About Chemotherapy-Induced Nausea and Vomiting (CINV)

Cancer is among the leading causes of death worldwide. In 2012, there were 14 million new cases of cancer diagnosed and more than 8 million cancer-related deaths worldwide.1 Approximately 40% of Americans will be diagnosed with cancer during their lifetime.1 Given the increasing prevalence of cancer, it is critical that patients have effective therapies to not only attempt to save their lives, but also to increase their quality of life.

With approximately 4 million people per year receiving chemotherapy for the treatment of cancer,2 chemotherapy is one of the most commonly used therapies to help patients fight cancer.

Worldwide per Year

Cancer Statistics

However, chemotherapy is accompanied by very debilitating side effects. Many of the currently available chemotherapies cause patients to experience serious nausea and vomiting following treatment.
********
Directions:
[1] According to the CINV text, how many new cancer cases were diagnosed worldwide in 2012?
[2] Please mark each statement as yes or no based on the CINV text, and quote the words that decide it. (a) About 40% of Americans will be diagnosed with cancer during their lifetime. (b) Roughly 8 million people per year receive chemotherapy. (c) All currently available chemotherapies cause serious nausea and vomiting.
Use only the CINV text to answer.
********
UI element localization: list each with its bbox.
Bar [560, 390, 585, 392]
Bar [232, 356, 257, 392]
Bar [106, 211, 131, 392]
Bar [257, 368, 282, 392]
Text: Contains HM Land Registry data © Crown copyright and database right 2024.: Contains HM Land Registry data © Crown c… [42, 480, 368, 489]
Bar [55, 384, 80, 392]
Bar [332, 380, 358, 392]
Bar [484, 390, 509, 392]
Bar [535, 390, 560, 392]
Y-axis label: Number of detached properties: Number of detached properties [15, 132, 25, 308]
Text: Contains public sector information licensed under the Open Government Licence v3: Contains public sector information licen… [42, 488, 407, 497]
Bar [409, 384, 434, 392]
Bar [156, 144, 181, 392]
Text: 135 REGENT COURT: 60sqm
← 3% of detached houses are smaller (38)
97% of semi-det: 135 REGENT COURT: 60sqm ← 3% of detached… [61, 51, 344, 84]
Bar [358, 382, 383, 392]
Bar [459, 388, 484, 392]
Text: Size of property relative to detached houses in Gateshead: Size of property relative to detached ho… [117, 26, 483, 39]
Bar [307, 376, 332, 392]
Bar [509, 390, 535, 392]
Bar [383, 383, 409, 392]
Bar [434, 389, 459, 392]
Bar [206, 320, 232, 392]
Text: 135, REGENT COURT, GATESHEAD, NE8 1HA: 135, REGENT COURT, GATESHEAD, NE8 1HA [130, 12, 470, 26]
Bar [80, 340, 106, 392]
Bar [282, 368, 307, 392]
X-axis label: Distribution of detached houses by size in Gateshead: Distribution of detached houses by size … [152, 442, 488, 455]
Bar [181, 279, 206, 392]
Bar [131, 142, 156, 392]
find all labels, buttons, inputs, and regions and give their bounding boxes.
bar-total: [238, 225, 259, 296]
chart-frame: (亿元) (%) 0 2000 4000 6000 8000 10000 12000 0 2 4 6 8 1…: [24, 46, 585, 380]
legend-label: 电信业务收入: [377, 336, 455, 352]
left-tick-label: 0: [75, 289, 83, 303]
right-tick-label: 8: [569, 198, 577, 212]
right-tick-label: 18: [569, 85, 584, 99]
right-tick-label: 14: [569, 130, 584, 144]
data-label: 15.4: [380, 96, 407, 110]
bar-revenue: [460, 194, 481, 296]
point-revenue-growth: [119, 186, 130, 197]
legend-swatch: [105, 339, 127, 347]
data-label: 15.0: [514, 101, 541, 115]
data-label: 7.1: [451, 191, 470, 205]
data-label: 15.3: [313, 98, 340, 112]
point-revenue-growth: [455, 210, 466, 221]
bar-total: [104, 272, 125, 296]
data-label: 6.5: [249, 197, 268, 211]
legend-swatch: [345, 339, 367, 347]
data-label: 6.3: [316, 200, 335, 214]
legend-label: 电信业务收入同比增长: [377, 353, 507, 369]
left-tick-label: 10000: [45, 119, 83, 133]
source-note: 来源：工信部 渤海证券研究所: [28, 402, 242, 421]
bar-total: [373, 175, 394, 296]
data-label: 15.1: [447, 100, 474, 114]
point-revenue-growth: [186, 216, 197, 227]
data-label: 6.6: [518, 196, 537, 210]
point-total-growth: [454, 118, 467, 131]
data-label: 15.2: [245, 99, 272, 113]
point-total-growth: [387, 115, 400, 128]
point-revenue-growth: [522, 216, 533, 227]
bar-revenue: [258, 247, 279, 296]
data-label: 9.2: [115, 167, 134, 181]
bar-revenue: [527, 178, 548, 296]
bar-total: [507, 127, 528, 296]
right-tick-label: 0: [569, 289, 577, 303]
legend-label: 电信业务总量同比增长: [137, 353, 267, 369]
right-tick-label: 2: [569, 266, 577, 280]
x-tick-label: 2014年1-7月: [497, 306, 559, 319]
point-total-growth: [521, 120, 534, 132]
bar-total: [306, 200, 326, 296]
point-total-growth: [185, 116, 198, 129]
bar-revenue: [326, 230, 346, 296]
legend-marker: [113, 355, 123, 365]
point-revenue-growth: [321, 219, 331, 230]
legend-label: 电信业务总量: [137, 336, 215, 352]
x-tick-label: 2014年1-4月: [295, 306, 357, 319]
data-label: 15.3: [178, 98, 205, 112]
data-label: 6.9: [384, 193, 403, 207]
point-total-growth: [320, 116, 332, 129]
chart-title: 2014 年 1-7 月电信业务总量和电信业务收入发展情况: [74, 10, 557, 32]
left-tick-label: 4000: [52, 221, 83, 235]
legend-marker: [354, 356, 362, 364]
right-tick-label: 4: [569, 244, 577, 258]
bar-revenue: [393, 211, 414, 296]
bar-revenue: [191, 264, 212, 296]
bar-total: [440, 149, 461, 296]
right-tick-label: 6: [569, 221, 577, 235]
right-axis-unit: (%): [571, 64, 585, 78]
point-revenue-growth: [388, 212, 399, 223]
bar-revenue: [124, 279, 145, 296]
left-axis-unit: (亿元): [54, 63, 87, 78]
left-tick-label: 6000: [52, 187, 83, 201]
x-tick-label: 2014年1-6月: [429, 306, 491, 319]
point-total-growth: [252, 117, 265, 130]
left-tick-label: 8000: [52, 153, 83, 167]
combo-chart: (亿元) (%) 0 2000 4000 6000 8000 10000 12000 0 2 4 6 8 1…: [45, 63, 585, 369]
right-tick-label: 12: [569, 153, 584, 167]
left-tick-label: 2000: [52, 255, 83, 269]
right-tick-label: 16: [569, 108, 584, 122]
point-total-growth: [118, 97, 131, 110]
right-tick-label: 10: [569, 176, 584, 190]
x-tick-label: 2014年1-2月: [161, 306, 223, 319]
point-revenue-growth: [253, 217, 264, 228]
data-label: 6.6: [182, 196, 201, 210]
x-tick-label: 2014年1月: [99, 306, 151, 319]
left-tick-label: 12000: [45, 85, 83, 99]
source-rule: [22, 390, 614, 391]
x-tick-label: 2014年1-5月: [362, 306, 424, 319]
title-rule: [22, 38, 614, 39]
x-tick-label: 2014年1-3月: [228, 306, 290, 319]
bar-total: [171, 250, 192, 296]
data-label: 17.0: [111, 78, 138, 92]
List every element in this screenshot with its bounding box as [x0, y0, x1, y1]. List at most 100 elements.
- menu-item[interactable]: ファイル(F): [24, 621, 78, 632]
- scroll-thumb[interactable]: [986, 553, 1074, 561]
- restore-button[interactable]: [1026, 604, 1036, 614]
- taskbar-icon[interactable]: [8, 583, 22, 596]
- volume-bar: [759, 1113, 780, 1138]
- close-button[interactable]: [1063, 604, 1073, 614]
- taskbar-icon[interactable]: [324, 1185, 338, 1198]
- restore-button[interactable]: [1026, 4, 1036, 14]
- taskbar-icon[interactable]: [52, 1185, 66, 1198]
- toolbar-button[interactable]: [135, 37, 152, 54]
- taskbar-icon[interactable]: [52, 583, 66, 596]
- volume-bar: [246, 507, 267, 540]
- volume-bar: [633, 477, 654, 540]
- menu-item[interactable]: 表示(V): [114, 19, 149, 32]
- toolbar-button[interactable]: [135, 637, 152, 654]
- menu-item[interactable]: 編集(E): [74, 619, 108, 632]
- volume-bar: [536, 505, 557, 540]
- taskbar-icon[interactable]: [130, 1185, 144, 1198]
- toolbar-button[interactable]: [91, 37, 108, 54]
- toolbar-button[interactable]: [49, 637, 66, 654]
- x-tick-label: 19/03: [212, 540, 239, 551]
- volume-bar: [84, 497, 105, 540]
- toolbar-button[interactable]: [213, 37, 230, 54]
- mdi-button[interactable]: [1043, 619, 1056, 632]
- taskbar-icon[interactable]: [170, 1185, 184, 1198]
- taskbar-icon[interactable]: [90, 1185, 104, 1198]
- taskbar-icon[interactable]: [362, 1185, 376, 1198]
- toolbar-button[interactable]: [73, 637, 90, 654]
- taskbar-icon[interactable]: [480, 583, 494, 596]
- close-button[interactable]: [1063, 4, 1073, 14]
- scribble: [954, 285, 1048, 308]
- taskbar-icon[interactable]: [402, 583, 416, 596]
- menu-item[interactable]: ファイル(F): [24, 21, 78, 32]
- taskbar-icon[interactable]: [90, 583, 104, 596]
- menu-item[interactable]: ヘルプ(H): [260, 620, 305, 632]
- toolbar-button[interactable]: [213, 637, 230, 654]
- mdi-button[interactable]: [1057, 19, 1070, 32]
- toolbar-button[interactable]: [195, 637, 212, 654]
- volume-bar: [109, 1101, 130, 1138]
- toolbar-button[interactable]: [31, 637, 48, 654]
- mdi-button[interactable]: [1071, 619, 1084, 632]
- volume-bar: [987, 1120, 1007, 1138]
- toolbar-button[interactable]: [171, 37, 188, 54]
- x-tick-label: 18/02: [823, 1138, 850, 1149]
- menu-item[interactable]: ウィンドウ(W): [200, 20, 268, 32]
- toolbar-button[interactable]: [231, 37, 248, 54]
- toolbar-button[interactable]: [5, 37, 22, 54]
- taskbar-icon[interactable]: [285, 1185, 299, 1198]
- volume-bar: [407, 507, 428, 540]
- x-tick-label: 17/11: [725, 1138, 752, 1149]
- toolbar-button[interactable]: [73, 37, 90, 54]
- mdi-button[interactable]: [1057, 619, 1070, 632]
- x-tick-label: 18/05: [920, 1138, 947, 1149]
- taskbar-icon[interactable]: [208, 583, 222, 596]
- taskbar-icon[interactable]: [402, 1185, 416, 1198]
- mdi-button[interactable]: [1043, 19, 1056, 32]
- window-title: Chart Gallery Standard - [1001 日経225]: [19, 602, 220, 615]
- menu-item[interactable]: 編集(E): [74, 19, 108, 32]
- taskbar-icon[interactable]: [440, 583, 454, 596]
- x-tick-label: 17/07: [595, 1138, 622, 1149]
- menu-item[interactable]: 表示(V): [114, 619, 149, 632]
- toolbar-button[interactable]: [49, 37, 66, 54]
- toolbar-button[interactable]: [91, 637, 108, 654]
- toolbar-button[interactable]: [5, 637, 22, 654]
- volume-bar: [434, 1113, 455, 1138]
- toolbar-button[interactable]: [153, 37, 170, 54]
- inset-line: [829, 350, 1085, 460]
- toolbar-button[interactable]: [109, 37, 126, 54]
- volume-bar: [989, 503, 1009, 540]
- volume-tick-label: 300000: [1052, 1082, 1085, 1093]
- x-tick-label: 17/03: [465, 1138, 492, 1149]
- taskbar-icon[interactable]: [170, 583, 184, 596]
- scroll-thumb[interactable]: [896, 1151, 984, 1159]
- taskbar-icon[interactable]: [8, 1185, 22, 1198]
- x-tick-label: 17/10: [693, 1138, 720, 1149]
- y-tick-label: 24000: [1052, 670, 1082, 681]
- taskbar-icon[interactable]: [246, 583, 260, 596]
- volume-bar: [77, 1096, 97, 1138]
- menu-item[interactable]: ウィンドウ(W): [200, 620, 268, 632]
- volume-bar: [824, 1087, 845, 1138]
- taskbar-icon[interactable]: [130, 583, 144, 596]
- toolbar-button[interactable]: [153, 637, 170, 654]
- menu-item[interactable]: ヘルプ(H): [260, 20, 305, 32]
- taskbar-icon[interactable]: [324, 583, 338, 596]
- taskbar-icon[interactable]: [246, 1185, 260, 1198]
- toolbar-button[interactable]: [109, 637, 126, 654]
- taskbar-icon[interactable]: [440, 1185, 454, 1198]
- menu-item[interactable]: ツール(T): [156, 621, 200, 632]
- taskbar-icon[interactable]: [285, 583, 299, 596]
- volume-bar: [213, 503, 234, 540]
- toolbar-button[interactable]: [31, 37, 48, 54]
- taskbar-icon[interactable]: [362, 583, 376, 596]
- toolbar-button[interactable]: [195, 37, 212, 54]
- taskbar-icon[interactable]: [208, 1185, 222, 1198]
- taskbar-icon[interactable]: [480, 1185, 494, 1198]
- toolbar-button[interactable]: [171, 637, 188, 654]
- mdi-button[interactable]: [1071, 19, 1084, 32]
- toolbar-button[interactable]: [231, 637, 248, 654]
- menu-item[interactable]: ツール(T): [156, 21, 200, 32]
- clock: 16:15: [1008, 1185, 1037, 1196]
********
Answers by task:
[1] 14 million.

[2]
(a) Yes: "Approximately 40% of Americans will be diagnosed with cancer during their lifetime"
(b) No: "approximately 4 million people per year receiving chemotherapy"
(c) No: "Many of the currently available chemotherapies cause patients to experience serious nausea and vomiting following treatment"